**STATED PROBLEM**: What follows is a listing; give it again exactly, in its entirety.

-- Start --

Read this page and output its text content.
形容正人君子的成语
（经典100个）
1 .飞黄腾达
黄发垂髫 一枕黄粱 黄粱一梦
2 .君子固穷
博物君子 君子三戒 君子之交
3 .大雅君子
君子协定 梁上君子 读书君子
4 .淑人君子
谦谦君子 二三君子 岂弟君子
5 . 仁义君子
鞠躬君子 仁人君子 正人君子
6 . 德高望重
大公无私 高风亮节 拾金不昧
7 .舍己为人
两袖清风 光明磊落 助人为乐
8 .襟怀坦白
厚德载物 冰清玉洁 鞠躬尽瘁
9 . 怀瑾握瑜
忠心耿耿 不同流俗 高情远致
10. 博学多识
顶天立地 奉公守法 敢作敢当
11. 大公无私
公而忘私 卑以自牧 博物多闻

-- End --

**SOLUTION FOR THIS PROBLEM**:
Read this page and output its text content.
形容正人君子的成语
（经典100个）
1 .飞黄腾达
黄发垂髫 一枕黄粱 黄粱一梦
2 .君子固穷
博物君子 君子三戒 君子之交
3 .大雅君子
君子协定 梁上君子 读书君子
4 .淑人君子
谦谦君子 二三君子 岂弟君子
5 . 仁义君子
鞠躬君子 仁人君子 正人君子
6 . 德高望重
大公无私 高风亮节 拾金不昧
7 .舍己为人
两袖清风 光明磊落 助人为乐
8 .襟怀坦白
厚德载物 冰清玉洁 鞠躬尽瘁
9 . 怀瑾握瑜
忠心耿耿 不同流俗 高情远致
10. 博学多识
顶天立地 奉公守法 敢作敢当
11. 大公无私
公而忘私 卑以自牧 博物多闻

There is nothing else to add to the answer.